---------- GIVEN DATA ----------
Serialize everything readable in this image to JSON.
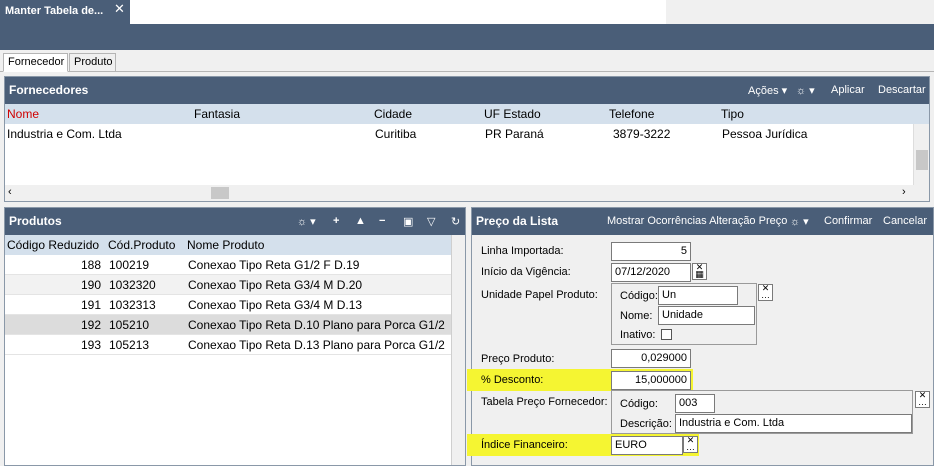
{
  "window": {
    "tab_title": "Manter Tabela de...",
    "close_glyph": "✕"
  },
  "subtabs": [
    "Fornecedor",
    "Produto"
  ],
  "fornecedores": {
    "title": "Fornecedores",
    "actions": [
      "Ações",
      "Aplicar",
      "Descartar"
    ],
    "columns": [
      "Nome",
      "Fantasia",
      "Cidade",
      "UF Estado",
      "Telefone",
      "Tipo"
    ],
    "rows": [
      [
        "Industria e Com. Ltda",
        "",
        "Curitiba",
        "PR Paraná",
        "3879-3222",
        "Pessoa Jurídica"
      ]
    ]
  },
  "produtos": {
    "title": "Produtos",
    "columns": [
      "Código Reduzido",
      "Cód.Produto",
      "Nome Produto"
    ],
    "rows": [
      [
        "188",
        "100219",
        "Conexao Tipo Reta G1/2 F D.19"
      ],
      [
        "190",
        "1032320",
        "Conexao Tipo Reta G3/4 M D.20"
      ],
      [
        "191",
        "1032313",
        "Conexao Tipo Reta G3/4 M D.13"
      ],
      [
        "192",
        "105210",
        "Conexao Tipo Reta D.10 Plano para Porca G1/2"
      ],
      [
        "193",
        "105213",
        "Conexao Tipo Reta D.13 Plano para Porca G1/2"
      ]
    ]
  },
  "preco": {
    "title": "Preço da Lista",
    "actions": [
      "Mostrar Ocorrências Alteração Preço",
      "Confirmar",
      "Cancelar"
    ],
    "linha_label": "Linha Importada:",
    "linha_value": "5",
    "inicio_label": "Início da Vigência:",
    "inicio_value": "07/12/2020",
    "unidade_label": "Unidade Papel Produto:",
    "unidade_codigo_label": "Código:",
    "unidade_codigo_value": "Un",
    "unidade_nome_label": "Nome:",
    "unidade_nome_value": "Unidade",
    "unidade_inativo_label": "Inativo:",
    "preco_label": "Preço Produto:",
    "preco_value": "0,029000",
    "desconto_label": "% Desconto:",
    "desconto_value": "15,000000",
    "tabela_label": "Tabela Preço Fornecedor:",
    "tabela_codigo_label": "Código:",
    "tabela_codigo_value": "003",
    "tabela_desc_label": "Descrição:",
    "tabela_desc_value": "Industria e Com. Ltda",
    "indice_label": "Índice Financeiro:",
    "indice_value": "EURO"
  },
  "colors": {
    "header": "#4a5e78",
    "highlight": "#f5f532",
    "required": "#d00000"
  }
}
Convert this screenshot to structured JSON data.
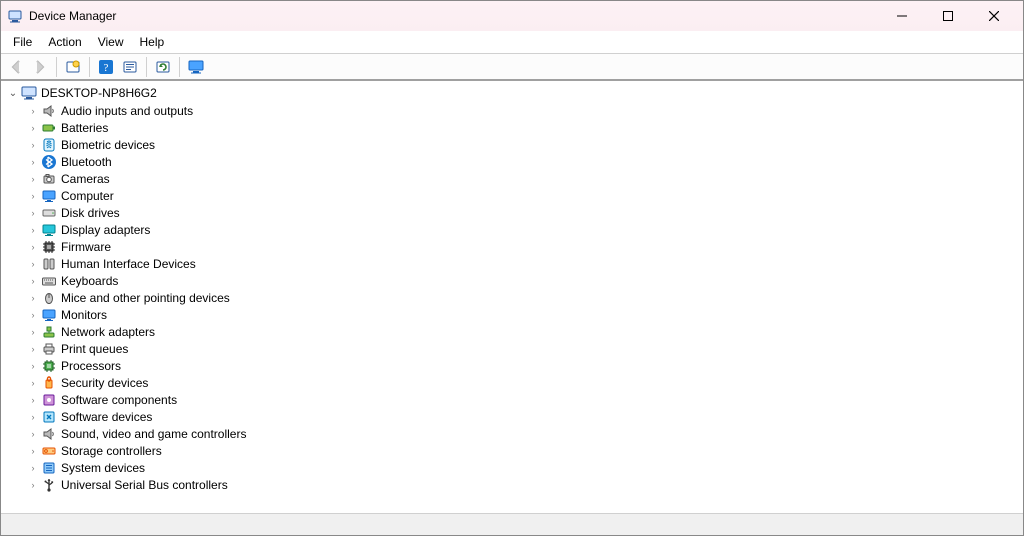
{
  "window": {
    "title": "Device Manager"
  },
  "menubar": {
    "items": [
      "File",
      "Action",
      "View",
      "Help"
    ]
  },
  "toolbar": {
    "buttons": [
      {
        "name": "back-button",
        "icon": "arrow-left",
        "enabled": false
      },
      {
        "name": "forward-button",
        "icon": "arrow-right",
        "enabled": false
      },
      {
        "sep": true
      },
      {
        "name": "show-hidden-button",
        "icon": "box-sun",
        "enabled": true
      },
      {
        "sep": true
      },
      {
        "name": "help-button",
        "icon": "help",
        "enabled": true
      },
      {
        "name": "properties-button",
        "icon": "box-list",
        "enabled": true
      },
      {
        "sep": true
      },
      {
        "name": "scan-button",
        "icon": "box-refresh",
        "enabled": true
      },
      {
        "sep": true
      },
      {
        "name": "add-driver-button",
        "icon": "monitor",
        "enabled": true
      }
    ]
  },
  "tree": {
    "root": {
      "label": "DESKTOP-NP8H6G2",
      "expanded": true,
      "icon": "computer"
    },
    "categories": [
      {
        "label": "Audio inputs and outputs",
        "icon": "speaker"
      },
      {
        "label": "Batteries",
        "icon": "battery"
      },
      {
        "label": "Biometric devices",
        "icon": "fingerprint"
      },
      {
        "label": "Bluetooth",
        "icon": "bluetooth"
      },
      {
        "label": "Cameras",
        "icon": "camera"
      },
      {
        "label": "Computer",
        "icon": "monitor-small"
      },
      {
        "label": "Disk drives",
        "icon": "drive"
      },
      {
        "label": "Display adapters",
        "icon": "display"
      },
      {
        "label": "Firmware",
        "icon": "chip"
      },
      {
        "label": "Human Interface Devices",
        "icon": "hid"
      },
      {
        "label": "Keyboards",
        "icon": "keyboard"
      },
      {
        "label": "Mice and other pointing devices",
        "icon": "mouse"
      },
      {
        "label": "Monitors",
        "icon": "monitor-small"
      },
      {
        "label": "Network adapters",
        "icon": "network"
      },
      {
        "label": "Print queues",
        "icon": "printer"
      },
      {
        "label": "Processors",
        "icon": "cpu"
      },
      {
        "label": "Security devices",
        "icon": "security"
      },
      {
        "label": "Software components",
        "icon": "component"
      },
      {
        "label": "Software devices",
        "icon": "softdev"
      },
      {
        "label": "Sound, video and game controllers",
        "icon": "speaker"
      },
      {
        "label": "Storage controllers",
        "icon": "storage"
      },
      {
        "label": "System devices",
        "icon": "system"
      },
      {
        "label": "Universal Serial Bus controllers",
        "icon": "usb"
      }
    ]
  }
}
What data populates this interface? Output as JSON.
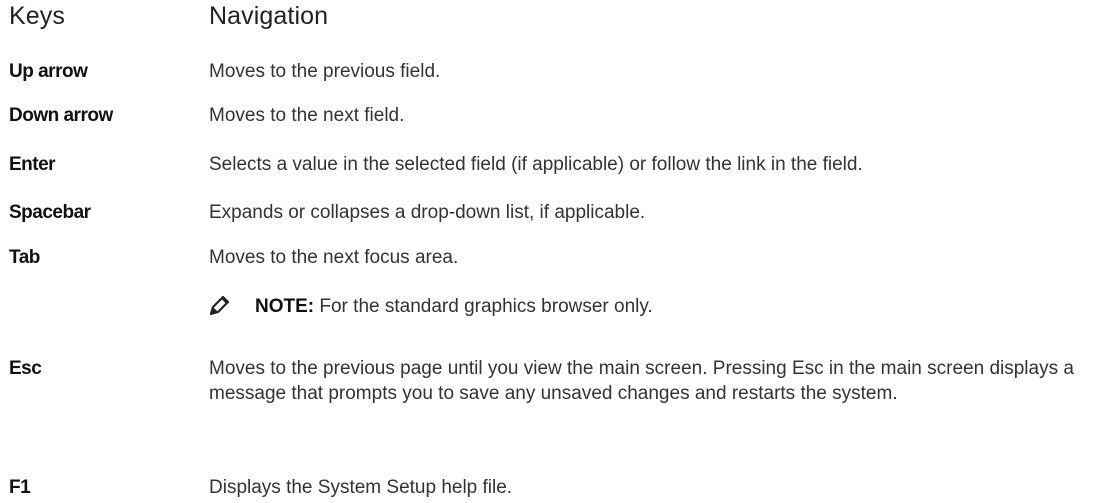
{
  "header": {
    "keys": "Keys",
    "navigation": "Navigation"
  },
  "rows": [
    {
      "key": "Up arrow",
      "description": "Moves to the previous field."
    },
    {
      "key": "Down arrow",
      "description": "Moves to the next field."
    },
    {
      "key": "Enter",
      "description": "Selects a value in the selected field (if applicable) or follow the link in the field."
    },
    {
      "key": "Spacebar",
      "description": "Expands or collapses a drop-down list, if applicable."
    },
    {
      "key": "Tab",
      "description": "Moves to the next focus area."
    },
    {
      "key": "Esc",
      "description": "Moves to the previous page until you view the main screen. Pressing Esc in the main screen displays a message that prompts you to save any unsaved changes and restarts the system."
    },
    {
      "key": "F1",
      "description": "Displays the System Setup help file."
    }
  ],
  "note": {
    "icon": "pencil-icon",
    "label": "NOTE:",
    "text": " For the standard graphics browser only."
  }
}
----------
_EXERCISE DIRECTIONS_
Pick out every line holding the string "arrow" and return it.

_SOLUTION FOR THIS TASK_
        "icon": "arrow-left",
        "icon": "arrow-right",
      "key": "Up arrow",
      "key": "Down arrow",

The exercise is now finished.